*Records supplied*
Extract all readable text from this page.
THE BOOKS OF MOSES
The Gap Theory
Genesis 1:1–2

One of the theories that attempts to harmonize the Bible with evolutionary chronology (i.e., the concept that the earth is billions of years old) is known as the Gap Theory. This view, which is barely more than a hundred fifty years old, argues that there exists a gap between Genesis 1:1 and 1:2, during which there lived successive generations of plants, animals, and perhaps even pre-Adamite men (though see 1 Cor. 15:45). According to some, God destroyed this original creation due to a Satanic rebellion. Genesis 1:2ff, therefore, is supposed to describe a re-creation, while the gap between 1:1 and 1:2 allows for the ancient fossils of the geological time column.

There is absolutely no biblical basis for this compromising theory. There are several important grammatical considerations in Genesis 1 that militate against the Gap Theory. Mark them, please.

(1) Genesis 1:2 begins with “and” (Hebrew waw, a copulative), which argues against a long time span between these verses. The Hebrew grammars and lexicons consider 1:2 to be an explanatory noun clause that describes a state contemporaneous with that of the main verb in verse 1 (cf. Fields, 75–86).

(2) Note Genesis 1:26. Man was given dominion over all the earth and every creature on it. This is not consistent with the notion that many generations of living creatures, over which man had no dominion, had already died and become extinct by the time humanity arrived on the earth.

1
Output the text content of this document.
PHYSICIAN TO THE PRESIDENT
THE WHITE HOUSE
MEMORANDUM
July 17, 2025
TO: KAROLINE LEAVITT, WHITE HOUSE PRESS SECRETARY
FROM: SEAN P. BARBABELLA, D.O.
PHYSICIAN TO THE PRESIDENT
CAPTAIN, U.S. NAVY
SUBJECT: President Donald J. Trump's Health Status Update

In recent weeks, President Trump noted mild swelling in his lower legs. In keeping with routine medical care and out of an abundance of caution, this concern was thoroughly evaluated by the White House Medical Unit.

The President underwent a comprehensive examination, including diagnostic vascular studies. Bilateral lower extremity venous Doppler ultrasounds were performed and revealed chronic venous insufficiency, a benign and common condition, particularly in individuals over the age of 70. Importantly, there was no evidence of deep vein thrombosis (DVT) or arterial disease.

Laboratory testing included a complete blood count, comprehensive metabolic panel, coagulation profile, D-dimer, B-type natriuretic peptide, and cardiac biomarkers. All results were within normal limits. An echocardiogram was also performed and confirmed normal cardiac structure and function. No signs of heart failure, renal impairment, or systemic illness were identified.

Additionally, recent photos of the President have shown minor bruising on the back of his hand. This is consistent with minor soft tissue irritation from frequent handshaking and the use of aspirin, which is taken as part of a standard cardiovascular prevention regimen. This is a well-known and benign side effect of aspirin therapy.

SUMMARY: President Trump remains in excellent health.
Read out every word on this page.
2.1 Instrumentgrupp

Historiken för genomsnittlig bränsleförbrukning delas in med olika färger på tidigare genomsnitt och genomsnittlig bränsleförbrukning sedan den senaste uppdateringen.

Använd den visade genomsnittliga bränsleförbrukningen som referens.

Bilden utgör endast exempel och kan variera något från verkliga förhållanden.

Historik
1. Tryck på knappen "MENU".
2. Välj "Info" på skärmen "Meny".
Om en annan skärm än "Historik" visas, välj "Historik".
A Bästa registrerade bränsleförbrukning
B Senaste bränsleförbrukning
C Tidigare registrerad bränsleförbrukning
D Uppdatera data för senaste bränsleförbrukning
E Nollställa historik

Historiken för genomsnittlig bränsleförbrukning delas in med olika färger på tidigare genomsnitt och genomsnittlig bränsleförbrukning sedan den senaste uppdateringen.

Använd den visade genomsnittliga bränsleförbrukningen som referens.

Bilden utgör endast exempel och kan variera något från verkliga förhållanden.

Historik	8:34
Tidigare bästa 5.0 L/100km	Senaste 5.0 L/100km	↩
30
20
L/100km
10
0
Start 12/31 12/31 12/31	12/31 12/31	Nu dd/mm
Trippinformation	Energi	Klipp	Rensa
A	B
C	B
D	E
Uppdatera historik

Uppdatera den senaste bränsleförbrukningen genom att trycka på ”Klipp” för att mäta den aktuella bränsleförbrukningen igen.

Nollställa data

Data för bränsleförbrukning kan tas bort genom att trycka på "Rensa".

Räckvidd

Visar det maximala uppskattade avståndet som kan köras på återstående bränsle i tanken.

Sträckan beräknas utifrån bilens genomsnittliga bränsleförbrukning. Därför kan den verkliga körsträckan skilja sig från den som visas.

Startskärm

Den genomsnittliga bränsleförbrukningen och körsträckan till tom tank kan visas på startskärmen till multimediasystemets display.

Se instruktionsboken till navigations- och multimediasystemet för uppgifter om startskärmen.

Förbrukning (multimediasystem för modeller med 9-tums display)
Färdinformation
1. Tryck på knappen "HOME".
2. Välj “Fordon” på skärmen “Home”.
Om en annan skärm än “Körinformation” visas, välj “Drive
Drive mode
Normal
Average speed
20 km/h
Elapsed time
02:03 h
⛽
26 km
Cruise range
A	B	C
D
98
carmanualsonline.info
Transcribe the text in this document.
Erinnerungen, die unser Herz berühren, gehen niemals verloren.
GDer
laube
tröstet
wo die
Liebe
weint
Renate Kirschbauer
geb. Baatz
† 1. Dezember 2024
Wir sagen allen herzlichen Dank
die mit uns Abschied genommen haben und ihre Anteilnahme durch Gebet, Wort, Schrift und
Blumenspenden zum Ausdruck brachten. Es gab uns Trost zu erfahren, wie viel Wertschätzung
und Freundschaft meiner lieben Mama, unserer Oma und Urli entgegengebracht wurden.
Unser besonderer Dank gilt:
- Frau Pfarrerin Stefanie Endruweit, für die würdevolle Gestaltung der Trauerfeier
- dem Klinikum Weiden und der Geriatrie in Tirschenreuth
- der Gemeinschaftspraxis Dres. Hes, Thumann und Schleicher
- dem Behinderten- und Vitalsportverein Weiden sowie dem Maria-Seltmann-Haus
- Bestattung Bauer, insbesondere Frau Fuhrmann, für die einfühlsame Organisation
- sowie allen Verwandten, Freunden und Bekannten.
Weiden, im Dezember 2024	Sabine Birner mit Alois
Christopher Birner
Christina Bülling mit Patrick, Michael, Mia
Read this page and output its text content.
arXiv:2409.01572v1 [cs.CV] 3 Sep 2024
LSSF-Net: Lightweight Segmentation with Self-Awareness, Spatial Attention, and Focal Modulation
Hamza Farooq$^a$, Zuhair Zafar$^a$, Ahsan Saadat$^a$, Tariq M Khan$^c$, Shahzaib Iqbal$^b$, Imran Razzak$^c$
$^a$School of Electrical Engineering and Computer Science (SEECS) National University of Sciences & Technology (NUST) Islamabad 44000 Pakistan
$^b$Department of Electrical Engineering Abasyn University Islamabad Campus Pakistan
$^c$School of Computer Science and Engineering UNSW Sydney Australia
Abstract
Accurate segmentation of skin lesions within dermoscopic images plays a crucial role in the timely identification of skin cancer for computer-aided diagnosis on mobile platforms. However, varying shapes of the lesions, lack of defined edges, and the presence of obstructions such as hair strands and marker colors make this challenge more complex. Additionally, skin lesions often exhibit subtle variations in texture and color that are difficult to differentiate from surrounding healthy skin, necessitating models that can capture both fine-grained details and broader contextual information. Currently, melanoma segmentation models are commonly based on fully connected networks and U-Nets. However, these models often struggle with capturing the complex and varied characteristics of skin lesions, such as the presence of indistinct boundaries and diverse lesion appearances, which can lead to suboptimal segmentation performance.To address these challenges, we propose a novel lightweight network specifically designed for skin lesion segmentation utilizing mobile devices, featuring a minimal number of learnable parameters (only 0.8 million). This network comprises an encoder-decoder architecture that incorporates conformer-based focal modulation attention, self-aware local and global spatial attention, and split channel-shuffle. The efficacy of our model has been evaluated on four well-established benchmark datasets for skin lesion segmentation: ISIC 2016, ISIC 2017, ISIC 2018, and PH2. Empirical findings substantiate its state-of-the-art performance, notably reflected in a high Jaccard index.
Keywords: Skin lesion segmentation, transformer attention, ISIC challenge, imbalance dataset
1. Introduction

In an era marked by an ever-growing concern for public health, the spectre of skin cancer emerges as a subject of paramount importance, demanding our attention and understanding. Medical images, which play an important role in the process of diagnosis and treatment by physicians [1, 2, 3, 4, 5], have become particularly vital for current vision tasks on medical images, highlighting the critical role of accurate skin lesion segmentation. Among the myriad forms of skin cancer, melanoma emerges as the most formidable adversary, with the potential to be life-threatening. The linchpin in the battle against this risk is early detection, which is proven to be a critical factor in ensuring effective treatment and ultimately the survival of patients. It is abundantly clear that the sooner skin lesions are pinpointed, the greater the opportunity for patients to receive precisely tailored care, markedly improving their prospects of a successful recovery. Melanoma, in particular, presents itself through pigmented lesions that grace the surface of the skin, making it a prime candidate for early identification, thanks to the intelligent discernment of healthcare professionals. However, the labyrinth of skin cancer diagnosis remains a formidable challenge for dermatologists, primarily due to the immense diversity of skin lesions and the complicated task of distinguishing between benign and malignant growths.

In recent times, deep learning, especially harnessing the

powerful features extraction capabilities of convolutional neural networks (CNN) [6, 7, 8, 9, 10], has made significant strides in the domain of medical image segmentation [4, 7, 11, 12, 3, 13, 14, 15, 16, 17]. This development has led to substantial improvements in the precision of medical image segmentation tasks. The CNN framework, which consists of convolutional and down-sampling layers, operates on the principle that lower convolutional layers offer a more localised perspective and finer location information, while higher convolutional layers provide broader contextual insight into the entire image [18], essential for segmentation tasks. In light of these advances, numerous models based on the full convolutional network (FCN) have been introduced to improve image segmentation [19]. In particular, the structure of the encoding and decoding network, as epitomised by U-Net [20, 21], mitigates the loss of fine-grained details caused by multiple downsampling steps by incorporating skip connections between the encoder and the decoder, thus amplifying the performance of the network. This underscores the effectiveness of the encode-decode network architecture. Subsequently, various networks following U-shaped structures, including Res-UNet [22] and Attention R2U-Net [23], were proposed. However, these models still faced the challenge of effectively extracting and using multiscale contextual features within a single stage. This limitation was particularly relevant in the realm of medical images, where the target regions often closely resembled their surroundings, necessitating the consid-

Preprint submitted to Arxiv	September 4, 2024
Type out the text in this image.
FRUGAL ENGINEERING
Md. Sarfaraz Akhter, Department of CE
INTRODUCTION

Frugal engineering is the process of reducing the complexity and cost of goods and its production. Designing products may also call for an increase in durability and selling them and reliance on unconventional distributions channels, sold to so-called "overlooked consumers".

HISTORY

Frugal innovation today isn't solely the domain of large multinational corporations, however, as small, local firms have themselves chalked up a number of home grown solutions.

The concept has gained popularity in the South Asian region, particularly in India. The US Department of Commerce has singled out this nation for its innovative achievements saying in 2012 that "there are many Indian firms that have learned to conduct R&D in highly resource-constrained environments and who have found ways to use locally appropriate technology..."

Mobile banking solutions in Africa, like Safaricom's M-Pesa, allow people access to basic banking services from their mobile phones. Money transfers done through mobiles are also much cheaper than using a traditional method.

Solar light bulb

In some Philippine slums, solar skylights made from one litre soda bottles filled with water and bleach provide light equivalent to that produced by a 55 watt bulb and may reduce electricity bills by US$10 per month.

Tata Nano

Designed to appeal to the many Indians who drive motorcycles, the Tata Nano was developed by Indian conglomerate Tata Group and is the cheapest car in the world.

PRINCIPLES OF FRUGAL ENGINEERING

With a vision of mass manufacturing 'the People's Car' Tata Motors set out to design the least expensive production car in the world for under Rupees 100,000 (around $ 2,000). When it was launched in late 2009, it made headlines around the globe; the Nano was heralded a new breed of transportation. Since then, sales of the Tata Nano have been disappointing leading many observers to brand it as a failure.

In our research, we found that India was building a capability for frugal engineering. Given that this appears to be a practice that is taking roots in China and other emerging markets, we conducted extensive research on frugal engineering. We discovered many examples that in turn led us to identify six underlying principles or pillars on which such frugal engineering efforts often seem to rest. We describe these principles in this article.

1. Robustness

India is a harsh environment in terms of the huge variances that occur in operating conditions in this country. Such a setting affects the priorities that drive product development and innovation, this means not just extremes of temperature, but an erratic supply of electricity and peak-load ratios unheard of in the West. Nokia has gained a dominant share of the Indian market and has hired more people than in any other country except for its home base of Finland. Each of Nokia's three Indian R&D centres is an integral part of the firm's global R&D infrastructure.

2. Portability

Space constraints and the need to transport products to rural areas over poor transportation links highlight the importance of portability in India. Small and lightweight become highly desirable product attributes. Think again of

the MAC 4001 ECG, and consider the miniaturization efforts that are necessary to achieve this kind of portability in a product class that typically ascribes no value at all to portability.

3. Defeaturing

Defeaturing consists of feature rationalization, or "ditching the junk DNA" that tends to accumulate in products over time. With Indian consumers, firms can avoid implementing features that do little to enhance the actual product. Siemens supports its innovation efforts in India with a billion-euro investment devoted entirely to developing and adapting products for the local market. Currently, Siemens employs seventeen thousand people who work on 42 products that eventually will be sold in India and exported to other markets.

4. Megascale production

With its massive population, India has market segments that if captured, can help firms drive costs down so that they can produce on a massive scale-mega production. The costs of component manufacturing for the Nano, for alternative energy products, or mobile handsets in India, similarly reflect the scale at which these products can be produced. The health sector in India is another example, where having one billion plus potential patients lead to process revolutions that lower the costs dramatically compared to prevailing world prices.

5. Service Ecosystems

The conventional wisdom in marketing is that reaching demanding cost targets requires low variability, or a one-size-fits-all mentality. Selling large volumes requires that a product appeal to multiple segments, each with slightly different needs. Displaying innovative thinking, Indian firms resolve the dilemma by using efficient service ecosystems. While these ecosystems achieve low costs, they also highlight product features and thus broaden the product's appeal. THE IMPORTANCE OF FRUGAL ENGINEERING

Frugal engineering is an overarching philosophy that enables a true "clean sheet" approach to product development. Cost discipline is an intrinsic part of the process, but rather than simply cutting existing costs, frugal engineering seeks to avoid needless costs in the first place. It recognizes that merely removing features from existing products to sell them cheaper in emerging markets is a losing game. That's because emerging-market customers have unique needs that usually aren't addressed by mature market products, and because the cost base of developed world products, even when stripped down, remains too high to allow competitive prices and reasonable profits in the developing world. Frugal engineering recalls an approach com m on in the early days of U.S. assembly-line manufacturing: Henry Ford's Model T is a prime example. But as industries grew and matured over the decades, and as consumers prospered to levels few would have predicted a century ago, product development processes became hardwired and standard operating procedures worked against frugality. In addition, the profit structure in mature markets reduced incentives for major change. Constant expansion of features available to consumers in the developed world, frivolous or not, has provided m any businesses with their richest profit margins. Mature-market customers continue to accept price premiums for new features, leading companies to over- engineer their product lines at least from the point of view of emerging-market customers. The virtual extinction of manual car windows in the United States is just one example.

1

*Problem to solve*
Copy each line in the listing where "efforts" appears.

*Solution*
In our research, we found that India was building a capability for frugal engineering. Given that this appears to be a practice that is taking roots in China and other emerging markets, we conducted extensive research on frugal engineering. We discovered many examples that in turn led us to identify six underlying principles or pillars on which such frugal engineering efforts often seem to rest. We describe these principles in this article.
the MAC 4001 ECG, and consider the miniaturization efforts that are necessary to achieve this kind of portability in a product class that typically ascribes no value at all to portability.
Defeaturing consists of feature rationalization, or "ditching the junk DNA" that tends to accumulate in products over time. With Indian consumers, firms can avoid implementing features that do little to enhance the actual product. Siemens supports its innovation efforts in India with a billion-euro investment devoted entirely to developing and adapting products for the local market. Currently, Siemens employs seventeen thousand people who work on 42 products that eventually will be sold in India and exported to other markets.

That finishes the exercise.